- **SOURCE DATA**:
#####

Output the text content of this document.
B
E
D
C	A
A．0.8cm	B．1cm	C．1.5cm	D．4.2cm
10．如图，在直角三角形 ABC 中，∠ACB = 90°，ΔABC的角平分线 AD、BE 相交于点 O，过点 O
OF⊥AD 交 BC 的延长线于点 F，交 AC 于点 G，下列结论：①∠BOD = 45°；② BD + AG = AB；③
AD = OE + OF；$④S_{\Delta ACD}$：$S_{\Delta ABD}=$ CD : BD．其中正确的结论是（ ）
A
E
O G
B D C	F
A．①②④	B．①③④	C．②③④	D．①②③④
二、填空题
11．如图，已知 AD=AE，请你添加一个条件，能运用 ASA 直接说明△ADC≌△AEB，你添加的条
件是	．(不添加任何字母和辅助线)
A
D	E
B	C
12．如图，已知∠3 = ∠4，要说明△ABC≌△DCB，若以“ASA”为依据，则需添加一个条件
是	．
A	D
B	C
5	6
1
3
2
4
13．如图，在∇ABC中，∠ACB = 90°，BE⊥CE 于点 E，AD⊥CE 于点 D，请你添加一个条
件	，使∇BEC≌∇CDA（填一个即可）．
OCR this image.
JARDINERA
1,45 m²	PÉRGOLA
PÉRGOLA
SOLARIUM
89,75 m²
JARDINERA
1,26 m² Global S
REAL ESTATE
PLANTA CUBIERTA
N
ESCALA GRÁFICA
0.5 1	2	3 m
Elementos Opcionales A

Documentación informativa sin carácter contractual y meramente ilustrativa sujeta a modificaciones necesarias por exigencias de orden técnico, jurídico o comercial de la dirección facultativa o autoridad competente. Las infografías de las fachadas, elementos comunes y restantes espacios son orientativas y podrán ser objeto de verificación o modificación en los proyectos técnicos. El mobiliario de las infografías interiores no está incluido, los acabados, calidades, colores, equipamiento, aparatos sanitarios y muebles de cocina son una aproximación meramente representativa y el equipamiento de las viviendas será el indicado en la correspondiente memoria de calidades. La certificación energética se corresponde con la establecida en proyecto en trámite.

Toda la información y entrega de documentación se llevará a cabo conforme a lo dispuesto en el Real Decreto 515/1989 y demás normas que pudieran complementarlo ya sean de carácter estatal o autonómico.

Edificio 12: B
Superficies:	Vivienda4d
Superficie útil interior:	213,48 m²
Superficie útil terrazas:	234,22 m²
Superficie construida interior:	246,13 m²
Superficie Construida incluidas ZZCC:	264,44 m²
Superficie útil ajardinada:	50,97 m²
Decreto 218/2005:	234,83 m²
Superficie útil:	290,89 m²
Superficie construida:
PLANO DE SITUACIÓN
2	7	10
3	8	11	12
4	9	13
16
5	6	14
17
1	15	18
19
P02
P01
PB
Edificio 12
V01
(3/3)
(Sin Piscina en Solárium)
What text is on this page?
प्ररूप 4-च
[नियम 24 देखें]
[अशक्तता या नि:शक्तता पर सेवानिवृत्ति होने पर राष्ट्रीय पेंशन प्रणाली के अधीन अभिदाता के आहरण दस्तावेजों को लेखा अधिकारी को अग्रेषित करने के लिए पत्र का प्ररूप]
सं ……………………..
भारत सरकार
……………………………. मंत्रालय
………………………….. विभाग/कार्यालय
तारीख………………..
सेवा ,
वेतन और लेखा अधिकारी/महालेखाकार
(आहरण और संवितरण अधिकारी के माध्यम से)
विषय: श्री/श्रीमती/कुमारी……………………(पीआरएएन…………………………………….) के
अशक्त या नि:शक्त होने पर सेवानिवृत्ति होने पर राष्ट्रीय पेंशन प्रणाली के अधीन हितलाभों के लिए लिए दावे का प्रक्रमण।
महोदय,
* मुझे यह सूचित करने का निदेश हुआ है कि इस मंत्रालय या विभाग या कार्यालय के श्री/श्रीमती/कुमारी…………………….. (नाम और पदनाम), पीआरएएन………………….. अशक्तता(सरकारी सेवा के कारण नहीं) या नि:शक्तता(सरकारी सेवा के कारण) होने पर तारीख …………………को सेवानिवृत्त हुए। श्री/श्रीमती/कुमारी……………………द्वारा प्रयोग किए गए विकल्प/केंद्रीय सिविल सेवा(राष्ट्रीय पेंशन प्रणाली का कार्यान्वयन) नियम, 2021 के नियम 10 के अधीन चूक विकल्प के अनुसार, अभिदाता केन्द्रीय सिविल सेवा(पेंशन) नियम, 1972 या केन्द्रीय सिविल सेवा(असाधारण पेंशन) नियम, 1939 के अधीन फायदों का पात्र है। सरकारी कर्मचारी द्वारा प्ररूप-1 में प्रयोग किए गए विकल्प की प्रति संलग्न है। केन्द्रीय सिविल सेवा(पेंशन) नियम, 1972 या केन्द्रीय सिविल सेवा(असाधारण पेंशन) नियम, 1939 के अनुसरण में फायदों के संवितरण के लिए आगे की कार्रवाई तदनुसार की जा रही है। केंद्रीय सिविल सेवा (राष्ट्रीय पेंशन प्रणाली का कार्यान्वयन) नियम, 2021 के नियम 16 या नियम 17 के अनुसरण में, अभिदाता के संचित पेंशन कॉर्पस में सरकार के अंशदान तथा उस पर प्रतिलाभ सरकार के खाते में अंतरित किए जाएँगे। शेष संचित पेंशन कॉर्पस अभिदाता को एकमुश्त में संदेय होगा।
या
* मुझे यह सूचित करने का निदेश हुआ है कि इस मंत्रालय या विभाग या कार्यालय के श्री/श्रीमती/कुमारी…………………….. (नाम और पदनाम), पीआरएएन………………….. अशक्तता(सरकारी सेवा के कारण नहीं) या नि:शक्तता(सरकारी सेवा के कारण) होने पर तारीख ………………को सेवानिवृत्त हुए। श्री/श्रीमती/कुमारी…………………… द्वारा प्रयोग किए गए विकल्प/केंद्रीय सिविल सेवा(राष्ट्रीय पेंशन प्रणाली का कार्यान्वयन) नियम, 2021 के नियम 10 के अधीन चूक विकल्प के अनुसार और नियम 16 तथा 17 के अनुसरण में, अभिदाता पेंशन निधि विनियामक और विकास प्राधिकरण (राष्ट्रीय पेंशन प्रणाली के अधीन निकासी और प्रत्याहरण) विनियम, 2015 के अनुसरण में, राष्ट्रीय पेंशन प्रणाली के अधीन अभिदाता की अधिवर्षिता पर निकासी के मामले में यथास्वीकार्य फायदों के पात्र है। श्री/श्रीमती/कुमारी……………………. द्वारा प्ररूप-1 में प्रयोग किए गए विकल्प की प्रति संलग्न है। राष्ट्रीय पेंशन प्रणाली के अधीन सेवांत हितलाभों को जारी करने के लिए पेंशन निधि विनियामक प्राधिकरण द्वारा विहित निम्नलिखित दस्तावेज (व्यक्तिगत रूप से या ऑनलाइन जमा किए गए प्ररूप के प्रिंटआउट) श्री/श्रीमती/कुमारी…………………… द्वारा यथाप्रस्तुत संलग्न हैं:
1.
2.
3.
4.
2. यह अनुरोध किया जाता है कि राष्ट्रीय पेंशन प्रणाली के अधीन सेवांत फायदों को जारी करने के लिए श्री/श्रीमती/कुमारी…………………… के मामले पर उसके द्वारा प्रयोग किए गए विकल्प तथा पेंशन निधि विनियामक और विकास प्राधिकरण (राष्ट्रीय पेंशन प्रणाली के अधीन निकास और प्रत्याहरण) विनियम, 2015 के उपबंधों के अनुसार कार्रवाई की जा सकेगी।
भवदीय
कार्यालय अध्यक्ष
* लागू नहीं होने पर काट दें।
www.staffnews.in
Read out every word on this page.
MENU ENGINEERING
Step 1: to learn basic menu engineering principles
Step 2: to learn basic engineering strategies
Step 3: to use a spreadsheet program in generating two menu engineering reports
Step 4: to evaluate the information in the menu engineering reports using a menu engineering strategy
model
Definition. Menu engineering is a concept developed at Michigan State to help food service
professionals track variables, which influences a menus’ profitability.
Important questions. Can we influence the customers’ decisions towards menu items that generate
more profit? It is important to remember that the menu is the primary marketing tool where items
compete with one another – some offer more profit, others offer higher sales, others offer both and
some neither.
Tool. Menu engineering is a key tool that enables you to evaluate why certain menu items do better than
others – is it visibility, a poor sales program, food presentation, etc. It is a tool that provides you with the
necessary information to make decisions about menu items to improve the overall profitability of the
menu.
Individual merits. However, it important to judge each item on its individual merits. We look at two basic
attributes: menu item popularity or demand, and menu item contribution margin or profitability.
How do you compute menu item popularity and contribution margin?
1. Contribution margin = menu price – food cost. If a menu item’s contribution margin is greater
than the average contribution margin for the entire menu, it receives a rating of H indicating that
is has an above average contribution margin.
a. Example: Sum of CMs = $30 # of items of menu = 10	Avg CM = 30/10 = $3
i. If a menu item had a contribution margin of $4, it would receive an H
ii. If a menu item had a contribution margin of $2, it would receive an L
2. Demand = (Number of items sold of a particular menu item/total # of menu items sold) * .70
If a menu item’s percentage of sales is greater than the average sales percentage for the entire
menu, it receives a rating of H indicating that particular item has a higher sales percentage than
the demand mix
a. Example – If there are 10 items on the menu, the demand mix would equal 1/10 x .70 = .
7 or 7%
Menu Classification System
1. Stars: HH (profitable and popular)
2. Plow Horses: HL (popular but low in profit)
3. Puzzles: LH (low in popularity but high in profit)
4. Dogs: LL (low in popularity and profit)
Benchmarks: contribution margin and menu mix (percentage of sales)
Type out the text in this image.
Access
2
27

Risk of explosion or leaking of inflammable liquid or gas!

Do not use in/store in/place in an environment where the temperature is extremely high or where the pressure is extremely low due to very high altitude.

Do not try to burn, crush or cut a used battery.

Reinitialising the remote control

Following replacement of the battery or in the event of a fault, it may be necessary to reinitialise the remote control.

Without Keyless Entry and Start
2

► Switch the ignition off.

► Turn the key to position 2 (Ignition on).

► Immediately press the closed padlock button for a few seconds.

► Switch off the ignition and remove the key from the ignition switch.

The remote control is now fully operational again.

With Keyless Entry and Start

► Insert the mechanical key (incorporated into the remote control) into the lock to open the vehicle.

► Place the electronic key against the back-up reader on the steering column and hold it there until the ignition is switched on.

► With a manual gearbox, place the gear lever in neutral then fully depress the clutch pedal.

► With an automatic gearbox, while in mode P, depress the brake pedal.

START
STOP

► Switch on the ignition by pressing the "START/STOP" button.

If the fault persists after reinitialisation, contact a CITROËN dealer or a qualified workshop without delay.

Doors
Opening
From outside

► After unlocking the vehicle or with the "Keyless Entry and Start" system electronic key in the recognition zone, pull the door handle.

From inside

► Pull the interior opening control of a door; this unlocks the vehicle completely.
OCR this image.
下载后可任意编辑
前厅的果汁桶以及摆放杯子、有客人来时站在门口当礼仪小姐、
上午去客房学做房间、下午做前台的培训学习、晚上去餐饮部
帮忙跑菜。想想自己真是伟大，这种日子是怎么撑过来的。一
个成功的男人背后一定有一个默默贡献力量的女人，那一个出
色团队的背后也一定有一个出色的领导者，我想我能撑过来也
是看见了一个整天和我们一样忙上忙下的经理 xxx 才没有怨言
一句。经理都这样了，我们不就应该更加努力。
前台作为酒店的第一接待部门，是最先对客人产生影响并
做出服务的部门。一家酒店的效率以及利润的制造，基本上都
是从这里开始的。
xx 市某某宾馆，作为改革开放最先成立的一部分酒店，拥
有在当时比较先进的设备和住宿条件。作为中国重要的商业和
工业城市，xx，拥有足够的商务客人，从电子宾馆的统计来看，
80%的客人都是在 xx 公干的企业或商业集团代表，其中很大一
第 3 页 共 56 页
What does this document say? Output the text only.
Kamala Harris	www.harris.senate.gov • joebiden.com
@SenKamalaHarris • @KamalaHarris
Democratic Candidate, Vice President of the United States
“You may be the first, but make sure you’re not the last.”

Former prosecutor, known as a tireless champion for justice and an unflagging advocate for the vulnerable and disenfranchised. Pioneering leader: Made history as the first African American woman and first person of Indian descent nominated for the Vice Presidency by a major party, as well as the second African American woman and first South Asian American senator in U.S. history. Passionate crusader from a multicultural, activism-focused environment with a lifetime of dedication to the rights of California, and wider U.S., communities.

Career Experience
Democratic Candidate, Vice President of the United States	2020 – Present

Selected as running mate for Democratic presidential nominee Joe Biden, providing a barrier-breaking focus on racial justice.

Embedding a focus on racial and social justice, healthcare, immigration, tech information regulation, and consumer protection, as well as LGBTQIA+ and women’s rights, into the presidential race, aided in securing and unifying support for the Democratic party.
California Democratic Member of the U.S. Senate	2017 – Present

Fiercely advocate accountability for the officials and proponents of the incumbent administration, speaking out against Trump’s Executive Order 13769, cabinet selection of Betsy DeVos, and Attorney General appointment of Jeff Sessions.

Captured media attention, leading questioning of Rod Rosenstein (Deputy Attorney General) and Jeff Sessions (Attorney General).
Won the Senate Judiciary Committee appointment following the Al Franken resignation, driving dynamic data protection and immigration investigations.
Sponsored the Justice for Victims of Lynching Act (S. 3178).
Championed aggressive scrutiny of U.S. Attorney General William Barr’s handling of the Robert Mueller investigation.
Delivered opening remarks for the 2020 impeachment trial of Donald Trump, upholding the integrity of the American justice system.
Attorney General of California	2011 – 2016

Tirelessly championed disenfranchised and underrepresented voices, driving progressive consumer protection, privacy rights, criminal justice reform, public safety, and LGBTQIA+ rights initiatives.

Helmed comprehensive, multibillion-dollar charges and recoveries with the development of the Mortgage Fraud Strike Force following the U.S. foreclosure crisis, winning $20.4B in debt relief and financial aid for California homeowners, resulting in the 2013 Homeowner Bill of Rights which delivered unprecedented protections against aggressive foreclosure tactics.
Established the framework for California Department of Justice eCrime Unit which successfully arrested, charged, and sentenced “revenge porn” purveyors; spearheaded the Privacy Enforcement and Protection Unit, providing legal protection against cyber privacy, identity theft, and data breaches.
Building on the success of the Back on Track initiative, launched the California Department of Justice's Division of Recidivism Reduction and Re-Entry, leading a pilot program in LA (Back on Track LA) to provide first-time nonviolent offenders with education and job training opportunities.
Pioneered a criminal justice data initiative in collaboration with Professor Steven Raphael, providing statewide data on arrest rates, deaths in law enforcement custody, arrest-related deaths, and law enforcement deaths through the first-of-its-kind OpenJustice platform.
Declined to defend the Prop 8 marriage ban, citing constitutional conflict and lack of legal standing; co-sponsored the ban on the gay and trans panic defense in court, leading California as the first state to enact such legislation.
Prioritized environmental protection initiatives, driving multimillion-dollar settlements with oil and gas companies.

#####

- **GIVEN PROBLEM**:
Which lines contain "consumer"? Copy each of them.

- **FINAL RESULT**:
Embedding a focus on racial and social justice, healthcare, immigration, tech information regulation, and consumer protection, as well as LGBTQIA+ and women’s rights, into the presidential race, aided in securing and unifying support for the Democratic party.
Tirelessly championed disenfranchised and underrepresented voices, driving progressive consumer protection, privacy rights, criminal justice reform, public safety, and LGBTQIA+ rights initiatives.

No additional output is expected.